# [TEXTO BASE]
Questões de gênero e medo, por Tayná Leite

Do Self DH

Questões de Gênero e o medo

Tayná Leite

Sempre me incomodei quando alguém usava como argumento para não querer ter um@ filh@ gay o fato de que est@ teria que sofrer muito em uma sociedade como a nossa”. “Mas não seria mais um motivo para fazermos – ou tentarmos fazer – do mundo um lugar melhor ao invés de torcermos para que noss@ filh@ não faça parte de um grupo constantemente humilhado e assediado em todos os sentidos?” Torceríamos então para sempre termos somente filhos homens e heteros já que são os que menos sofrem em nosso mundo cis???” Assim se iniciaram muitos debates e muitas conversas que normalmente me deixavam apenas com raiva, pois no fundo esse argumento era apenas algo que a pessoa gostava de dizer para si mesma para não ter que assumir seus próprios preconceitos.
 
Pois bem, hoje, ao acompanhar a votação do Plano Municipal de Educação (PME) na Câmara de Vereadores de Curitiba, pela primeira vez senti esse medo! Olhando ao meu redor só o que eu via eram rostos raivosos! Ouvia gritos quase que de guerra usando o nome de Deus para justificar a intolerância, o machismo, o racismo e a homofobia. Como se um filme estivesse passando na minha frente em câmera lenta no qual me vi completamente espectadora me senti pela primeira vez realmente assustada! Olhei para o alto e vi parte dos manifestantes LGBTs com balões coloridos espremidos por um número pelo menos 10 vezes maior de conservadores com faixas que diziam coisas como: “Curitiba sem gênero e sem diversidade!” “Homem é homem, menino é menino e macaco é macaco”. Olhei no olho de um menino em especial no meio daquele tumulto e não pude evitar de sentir medo!

Anotações de elementos de layout
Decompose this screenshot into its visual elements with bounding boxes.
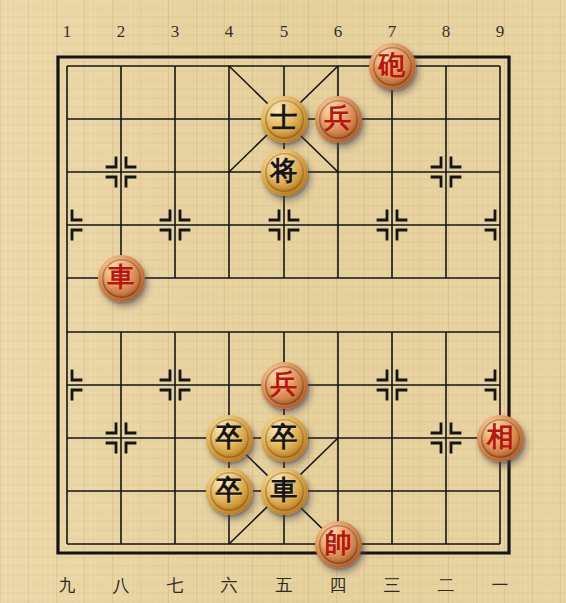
file-label-top-4: 4	[202, 22, 256, 42]
black-soldier[interactable]: 卒	[206, 415, 253, 462]
piece-character: 卒	[216, 424, 243, 451]
file-label-bottom-5: 五	[257, 574, 311, 597]
piece-character: 車	[271, 477, 298, 504]
file-label-bottom-8: 二	[419, 574, 473, 597]
file-label-bottom-4: 六	[202, 574, 256, 597]
piece-character: 相	[487, 424, 514, 451]
piece-character: 将	[271, 158, 298, 185]
file-label-bottom-6: 四	[311, 574, 365, 597]
piece-character: 兵	[271, 371, 298, 398]
black-general[interactable]: 将	[261, 149, 308, 196]
file-label-bottom-1: 九	[40, 574, 94, 597]
file-label-top-1: 1	[40, 22, 94, 42]
red-chariot[interactable]: 車	[98, 255, 145, 302]
file-label-bottom-9: 一	[473, 574, 527, 597]
red-soldier[interactable]: 兵	[261, 362, 308, 409]
file-label-top-2: 2	[94, 22, 148, 42]
piece-character: 帥	[325, 530, 352, 557]
xiangqi-app: 123456789 九八七六五四三二一 砲士兵将車兵卒卒相卒車帥	[0, 0, 566, 603]
file-label-top-8: 8	[419, 22, 473, 42]
red-elephant[interactable]: 相	[477, 415, 524, 462]
piece-character: 兵	[325, 105, 352, 132]
red-soldier[interactable]: 兵	[315, 96, 362, 143]
piece-character: 卒	[216, 477, 243, 504]
piece-character: 砲	[379, 52, 406, 79]
piece-character: 卒	[271, 424, 298, 451]
black-chariot[interactable]: 車	[261, 468, 308, 515]
piece-character: 士	[271, 105, 298, 132]
black-soldier[interactable]: 卒	[261, 415, 308, 462]
file-label-top-6: 6	[311, 22, 365, 42]
file-label-top-3: 3	[148, 22, 202, 42]
file-label-top-9: 9	[473, 22, 527, 42]
file-label-top-7: 7	[365, 22, 419, 42]
black-advisor[interactable]: 士	[261, 96, 308, 143]
file-label-bottom-3: 七	[148, 574, 202, 597]
red-general[interactable]: 帥	[315, 521, 362, 568]
file-label-bottom-2: 八	[94, 574, 148, 597]
black-soldier[interactable]: 卒	[206, 468, 253, 515]
file-label-bottom-7: 三	[365, 574, 419, 597]
piece-character: 車	[108, 264, 135, 291]
red-cannon[interactable]: 砲	[369, 43, 416, 90]
file-label-top-5: 5	[257, 22, 311, 42]
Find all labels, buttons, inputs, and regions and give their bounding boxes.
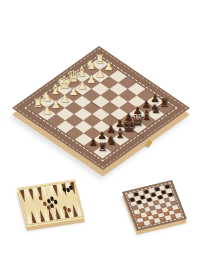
checkers-squares (127, 184, 182, 227)
backgammon-point (25, 211, 33, 224)
checkers-square (175, 213, 182, 218)
chess-board (12, 46, 190, 170)
product-photo: ♜♞♝♛♚♝♞♜♟♟♟♟♟♟♟♟♟♟♟♟♟♟♟♟♜♞♝♛♚♝♞♜ (0, 0, 200, 280)
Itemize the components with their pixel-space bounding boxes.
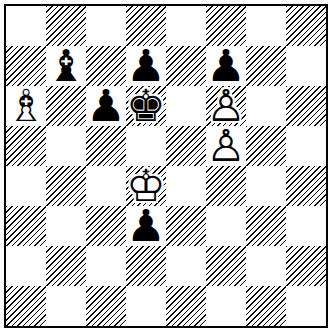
square-g8 [246, 6, 286, 46]
square-b5 [46, 126, 86, 166]
square-a1 [6, 286, 46, 326]
square-c6: ♟♟ [86, 86, 126, 126]
white-pawn: ♙ [206, 85, 246, 125]
square-h1 [286, 286, 326, 326]
square-h7 [286, 46, 326, 86]
square-b1 [46, 286, 86, 326]
square-b6 [46, 86, 86, 126]
square-h4 [286, 166, 326, 206]
square-c4 [86, 166, 126, 206]
black-bishop: ♝ [46, 45, 86, 85]
square-f1 [206, 286, 246, 326]
square-g7 [246, 46, 286, 86]
square-h3 [286, 206, 326, 246]
square-e5 [166, 126, 206, 166]
square-c1 [86, 286, 126, 326]
square-b3 [46, 206, 86, 246]
chess-board: ♝♝♟♟♟♟♝♗♟♟♚♚♟♙♟♙♚♔♟♟ [4, 4, 328, 328]
diagram-frame: ♝♝♟♟♟♟♝♗♟♟♚♚♟♙♟♙♚♔♟♟ [0, 0, 332, 332]
black-pawn: ♟ [126, 205, 166, 245]
white-pawn: ♙ [206, 125, 246, 165]
square-d2 [126, 246, 166, 286]
square-h5 [286, 126, 326, 166]
square-f5: ♟♙ [206, 126, 246, 166]
square-g6 [246, 86, 286, 126]
white-bishop: ♗ [6, 85, 46, 125]
square-f2 [206, 246, 246, 286]
square-e1 [166, 286, 206, 326]
square-g4 [246, 166, 286, 206]
square-c2 [86, 246, 126, 286]
black-pawn: ♟ [86, 85, 126, 125]
square-b2 [46, 246, 86, 286]
square-h2 [286, 246, 326, 286]
black-king: ♚ [126, 85, 166, 125]
square-c8 [86, 6, 126, 46]
square-g3 [246, 206, 286, 246]
square-e2 [166, 246, 206, 286]
black-pawn: ♟ [126, 45, 166, 85]
square-g5 [246, 126, 286, 166]
square-e4 [166, 166, 206, 206]
square-a4 [6, 166, 46, 206]
square-d3: ♟♟ [126, 206, 166, 246]
square-e8 [166, 6, 206, 46]
square-c3 [86, 206, 126, 246]
square-e7 [166, 46, 206, 86]
square-d6: ♚♚ [126, 86, 166, 126]
square-g2 [246, 246, 286, 286]
square-a8 [6, 6, 46, 46]
square-d1 [126, 286, 166, 326]
square-h6 [286, 86, 326, 126]
square-a5 [6, 126, 46, 166]
black-pawn: ♟ [206, 45, 246, 85]
square-b4 [46, 166, 86, 206]
square-a2 [6, 246, 46, 286]
square-f3 [206, 206, 246, 246]
square-b7: ♝♝ [46, 46, 86, 86]
square-f4 [206, 166, 246, 206]
square-e6 [166, 86, 206, 126]
square-h8 [286, 6, 326, 46]
square-a3 [6, 206, 46, 246]
square-e3 [166, 206, 206, 246]
white-king: ♔ [126, 165, 166, 205]
square-a6: ♝♗ [6, 86, 46, 126]
square-g1 [246, 286, 286, 326]
square-c5 [86, 126, 126, 166]
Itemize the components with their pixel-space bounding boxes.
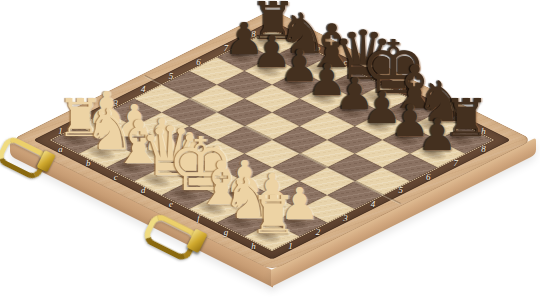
- piece-shadow: [273, 211, 314, 232]
- pieces-layer: ♜♞♝♛♚♝♞♜♟♟♟♟♟♟♟♟♟♟♟♟♟♟♟♟♜♞♝♛♚♝♞♜: [51, 30, 492, 251]
- piece-shadow: [439, 128, 480, 149]
- piece-shadow: [411, 142, 452, 163]
- chess-board: aabbccddeeffgghh8877665544332211 ♜♞♝♛♚♝♞…: [10, 9, 533, 271]
- product-photo-stage: aabbccddeeffgghh8877665544332211 ♜♞♝♛♚♝♞…: [0, 0, 540, 308]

# [EXERCÍCIOS PROPOSTOS]
1) Diga se cada afirmação a seguir está de acordo com o texto sobre questões de gênero e medo, respondendo sim ou não e citando as palavras do texto que decidem a resposta: (a) quem escreve acompanhou a votação do Plano Municipal de Educação na Câmara de Vereadores de Curitiba; (b) os manifestantes LGBTs eram mais numerosos que os conservadores; (c) os debates sobre o argumento normalmente deixavam quem escreve apenas com raiva.
2) Transcreva do texto sobre questões de gênero e medo o trecho que vai de "Questões de gênero e medo, por" a "seus próprios preconceitos.".
Os registros não fazem falta aqui.

# [RESPOSTAS]
1)
(a) Sim: "ao acompanhar a votação do Plano Municipal de Educação (PME) na Câmara de Vereadores de Curitiba".
(b) Não: "espremidos por um número pelo menos 10 vezes maior de conservadores".
(c) Sim: "normalmente me deixavam apenas com raiva".

2)
Questões de gênero e medo, por Tayná Leite

Do Self DH

Questões de Gênero e o medo

Tayná Leite

Sempre me incomodei quando alguém usava como argumento para não querer ter um@ filh@ gay o fato de que est@ teria que sofrer muito em uma sociedade como a nossa”. “Mas não seria mais um motivo para fazermos – ou tentarmos fazer – do mundo um lugar melhor ao invés de torcermos para que noss@ filh@ não faça parte de um grupo constantemente humilhado e assediado em todos os sentidos?” Torceríamos então para sempre termos somente filhos homens e heteros já que são os que menos sofrem em nosso mundo cis???” Assim se iniciaram muitos debates e muitas conversas que normalmente me deixavam apenas com raiva, pois no fundo esse argumento era apenas algo que a pessoa gostava de dizer para si mesma para não ter que assumir seus próprios preconceitos.